Exactly reproduce the lines that follow.

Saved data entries
..............................

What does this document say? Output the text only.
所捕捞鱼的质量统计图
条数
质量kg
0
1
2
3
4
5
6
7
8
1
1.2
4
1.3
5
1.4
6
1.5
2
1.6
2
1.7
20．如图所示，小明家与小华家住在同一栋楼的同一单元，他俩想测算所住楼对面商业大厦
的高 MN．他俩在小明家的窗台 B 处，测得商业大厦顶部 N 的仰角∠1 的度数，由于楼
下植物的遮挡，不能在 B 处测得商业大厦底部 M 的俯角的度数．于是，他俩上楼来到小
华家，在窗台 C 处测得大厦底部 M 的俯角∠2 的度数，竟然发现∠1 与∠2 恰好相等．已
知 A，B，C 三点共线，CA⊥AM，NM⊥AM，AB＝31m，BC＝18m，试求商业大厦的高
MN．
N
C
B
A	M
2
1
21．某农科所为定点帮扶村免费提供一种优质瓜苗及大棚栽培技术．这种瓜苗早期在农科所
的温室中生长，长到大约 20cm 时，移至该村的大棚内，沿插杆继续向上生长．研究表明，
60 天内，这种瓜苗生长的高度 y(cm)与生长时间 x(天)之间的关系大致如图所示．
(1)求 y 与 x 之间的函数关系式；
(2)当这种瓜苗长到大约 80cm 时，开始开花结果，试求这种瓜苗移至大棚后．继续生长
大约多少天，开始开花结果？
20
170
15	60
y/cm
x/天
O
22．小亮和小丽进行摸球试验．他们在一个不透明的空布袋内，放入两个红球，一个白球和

..............................

ANSWER TO THE EXERCISE -
What does this document say? Output the text only.
所捕捞鱼的质量统计图
条数
质量kg
0
1
2
3
4
5
6
7
8
1
1.2
4
1.3
5
1.4
6
1.5
2
1.6
2
1.7
20．如图所示，小明家与小华家住在同一栋楼的同一单元，他俩想测算所住楼对面商业大厦
的高 MN．他俩在小明家的窗台 B 处，测得商业大厦顶部 N 的仰角∠1 的度数，由于楼
下植物的遮挡，不能在 B 处测得商业大厦底部 M 的俯角的度数．于是，他俩上楼来到小
华家，在窗台 C 处测得大厦底部 M 的俯角∠2 的度数，竟然发现∠1 与∠2 恰好相等．已
知 A，B，C 三点共线，CA⊥AM，NM⊥AM，AB＝31m，BC＝18m，试求商业大厦的高
MN．
N
C
B
A	M
2
1
21．某农科所为定点帮扶村免费提供一种优质瓜苗及大棚栽培技术．这种瓜苗早期在农科所
的温室中生长，长到大约 20cm 时，移至该村的大棚内，沿插杆继续向上生长．研究表明，
60 天内，这种瓜苗生长的高度 y(cm)与生长时间 x(天)之间的关系大致如图所示．
(1)求 y 与 x 之间的函数关系式；
(2)当这种瓜苗长到大约 80cm 时，开始开花结果，试求这种瓜苗移至大棚后．继续生长
大约多少天，开始开花结果？
20
170
15	60
y/cm
x/天
O
22．小亮和小丽进行摸球试验．他们在一个不透明的空布袋内，放入两个红球，一个白球和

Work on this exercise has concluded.